-------- Input rows

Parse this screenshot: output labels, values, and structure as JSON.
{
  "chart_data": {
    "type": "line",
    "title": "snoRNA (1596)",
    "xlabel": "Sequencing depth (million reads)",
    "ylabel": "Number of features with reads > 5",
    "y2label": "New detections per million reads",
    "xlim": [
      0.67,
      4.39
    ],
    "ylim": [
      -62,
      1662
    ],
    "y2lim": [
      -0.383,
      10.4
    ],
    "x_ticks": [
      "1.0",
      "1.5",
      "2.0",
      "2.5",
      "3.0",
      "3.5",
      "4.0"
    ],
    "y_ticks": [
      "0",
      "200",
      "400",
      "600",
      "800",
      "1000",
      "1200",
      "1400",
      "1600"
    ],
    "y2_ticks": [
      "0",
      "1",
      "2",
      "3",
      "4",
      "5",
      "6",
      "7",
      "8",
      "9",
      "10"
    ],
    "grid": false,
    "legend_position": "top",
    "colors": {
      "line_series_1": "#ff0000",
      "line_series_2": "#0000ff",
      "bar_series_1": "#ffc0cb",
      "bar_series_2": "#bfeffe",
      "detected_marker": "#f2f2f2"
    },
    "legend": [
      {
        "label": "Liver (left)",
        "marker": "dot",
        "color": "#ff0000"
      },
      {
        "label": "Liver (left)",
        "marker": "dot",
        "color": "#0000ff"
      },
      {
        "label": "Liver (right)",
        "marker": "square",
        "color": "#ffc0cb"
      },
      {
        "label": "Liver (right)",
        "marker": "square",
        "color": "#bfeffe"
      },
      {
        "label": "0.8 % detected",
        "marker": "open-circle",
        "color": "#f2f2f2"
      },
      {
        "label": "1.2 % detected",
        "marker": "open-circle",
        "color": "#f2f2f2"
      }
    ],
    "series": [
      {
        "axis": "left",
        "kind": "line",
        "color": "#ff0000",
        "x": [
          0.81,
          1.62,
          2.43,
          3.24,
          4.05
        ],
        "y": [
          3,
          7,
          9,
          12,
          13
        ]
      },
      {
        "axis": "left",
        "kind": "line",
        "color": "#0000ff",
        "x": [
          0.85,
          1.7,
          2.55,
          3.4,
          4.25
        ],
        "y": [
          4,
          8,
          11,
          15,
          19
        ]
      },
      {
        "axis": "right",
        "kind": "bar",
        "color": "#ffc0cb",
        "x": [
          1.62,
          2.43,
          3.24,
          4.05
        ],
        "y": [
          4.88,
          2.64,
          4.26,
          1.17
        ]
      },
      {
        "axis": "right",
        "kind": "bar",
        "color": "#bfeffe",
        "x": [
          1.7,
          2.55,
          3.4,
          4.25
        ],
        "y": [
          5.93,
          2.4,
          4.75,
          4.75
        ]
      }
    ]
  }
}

----------------

▸ **Job**
Extract every entry above as it appears.

▸ **Expected answer**
Parse this screenshot: output labels, values, and structure as JSON.
{
  "chart_data": {
    "type": "line",
    "title": "snoRNA (1596)",
    "xlabel": "Sequencing depth (million reads)",
    "ylabel": "Number of features with reads > 5",
    "y2label": "New detections per million reads",
    "xlim": [
      0.67,
      4.39
    ],
    "ylim": [
      -62,
      1662
    ],
    "y2lim": [
      -0.383,
      10.4
    ],
    "x_ticks": [
      "1.0",
      "1.5",
      "2.0",
      "2.5",
      "3.0",
      "3.5",
      "4.0"
    ],
    "y_ticks": [
      "0",
      "200",
      "400",
      "600",
      "800",
      "1000",
      "1200",
      "1400",
      "1600"
    ],
    "y2_ticks": [
      "0",
      "1",
      "2",
      "3",
      "4",
      "5",
      "6",
      "7",
      "8",
      "9",
      "10"
    ],
    "grid": false,
    "legend_position": "top",
    "colors": {
      "line_series_1": "#ff0000",
      "line_series_2": "#0000ff",
      "bar_series_1": "#ffc0cb",
      "bar_series_2": "#bfeffe",
      "detected_marker": "#f2f2f2"
    },
    "legend": [
      {
        "label": "Liver (left)",
        "marker": "dot",
        "color": "#ff0000"
      },
      {
        "label": "Liver (left)",
        "marker": "dot",
        "color": "#0000ff"
      },
      {
        "label": "Liver (right)",
        "marker": "square",
        "color": "#ffc0cb"
      },
      {
        "label": "Liver (right)",
        "marker": "square",
        "color": "#bfeffe"
      },
      {
        "label": "0.8 % detected",
        "marker": "open-circle",
        "color": "#f2f2f2"
      },
      {
        "label": "1.2 % detected",
        "marker": "open-circle",
        "color": "#f2f2f2"
      }
    ],
    "series": [
      {
        "axis": "left",
        "kind": "line",
        "color": "#ff0000",
        "x": [
          0.81,
          1.62,
          2.43,
          3.24,
          4.05
        ],
        "y": [
          3,
          7,
          9,
          12,
          13
        ]
      },
      {
        "axis": "left",
        "kind": "line",
        "color": "#0000ff",
        "x": [
          0.85,
          1.7,
          2.55,
          3.4,
          4.25
        ],
        "y": [
          4,
          8,
          11,
          15,
          19
        ]
      },
      {
        "axis": "right",
        "kind": "bar",
        "color": "#ffc0cb",
        "x": [
          1.62,
          2.43,
          3.24,
          4.05
        ],
        "y": [
          4.88,
          2.64,
          4.26,
          1.17
        ]
      },
      {
        "axis": "right",
        "kind": "bar",
        "color": "#bfeffe",
        "x": [
          1.7,
          2.55,
          3.4,
          4.25
        ],
        "y": [
          5.93,
          2.4,
          4.75,
          4.75
        ]
      }
    ]
  }
}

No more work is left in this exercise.